┌──

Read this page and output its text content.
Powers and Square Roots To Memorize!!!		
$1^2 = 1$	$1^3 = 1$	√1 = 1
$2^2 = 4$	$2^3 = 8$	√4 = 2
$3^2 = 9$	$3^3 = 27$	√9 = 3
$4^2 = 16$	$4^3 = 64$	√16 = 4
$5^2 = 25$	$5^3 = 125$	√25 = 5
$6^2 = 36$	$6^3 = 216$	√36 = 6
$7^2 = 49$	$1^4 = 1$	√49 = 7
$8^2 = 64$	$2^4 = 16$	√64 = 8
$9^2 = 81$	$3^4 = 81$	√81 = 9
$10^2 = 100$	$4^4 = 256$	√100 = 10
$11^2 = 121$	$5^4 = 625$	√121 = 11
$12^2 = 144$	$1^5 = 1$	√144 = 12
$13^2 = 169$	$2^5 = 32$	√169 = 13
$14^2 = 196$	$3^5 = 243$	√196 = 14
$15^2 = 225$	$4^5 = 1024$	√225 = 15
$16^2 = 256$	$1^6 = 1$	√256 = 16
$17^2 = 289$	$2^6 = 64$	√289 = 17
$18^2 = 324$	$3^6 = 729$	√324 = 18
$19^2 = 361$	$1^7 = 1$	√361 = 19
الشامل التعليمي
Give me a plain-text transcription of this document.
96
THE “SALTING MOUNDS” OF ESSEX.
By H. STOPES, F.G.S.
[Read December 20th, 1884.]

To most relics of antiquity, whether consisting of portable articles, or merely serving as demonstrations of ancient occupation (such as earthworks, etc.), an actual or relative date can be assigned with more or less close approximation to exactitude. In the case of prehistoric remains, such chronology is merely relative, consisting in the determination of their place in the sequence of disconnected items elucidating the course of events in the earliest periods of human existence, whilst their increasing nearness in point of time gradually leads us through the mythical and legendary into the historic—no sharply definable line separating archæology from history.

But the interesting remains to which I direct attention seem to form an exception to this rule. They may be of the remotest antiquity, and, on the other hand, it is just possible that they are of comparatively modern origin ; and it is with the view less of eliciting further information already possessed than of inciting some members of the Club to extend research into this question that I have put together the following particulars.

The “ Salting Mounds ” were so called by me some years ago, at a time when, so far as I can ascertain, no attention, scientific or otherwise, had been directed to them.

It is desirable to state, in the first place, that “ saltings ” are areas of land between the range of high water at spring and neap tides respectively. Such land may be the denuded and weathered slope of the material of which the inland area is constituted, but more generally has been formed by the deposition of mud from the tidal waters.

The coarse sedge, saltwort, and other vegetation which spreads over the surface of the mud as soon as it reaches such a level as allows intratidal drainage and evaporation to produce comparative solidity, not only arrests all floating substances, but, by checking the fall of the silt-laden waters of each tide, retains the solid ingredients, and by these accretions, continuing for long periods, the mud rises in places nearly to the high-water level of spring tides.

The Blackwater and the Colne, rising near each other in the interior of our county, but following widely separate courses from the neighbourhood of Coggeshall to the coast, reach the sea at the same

└──

## Given request
How many lines in the records above contain the word "text"? Reply with the number alone.

## The response
2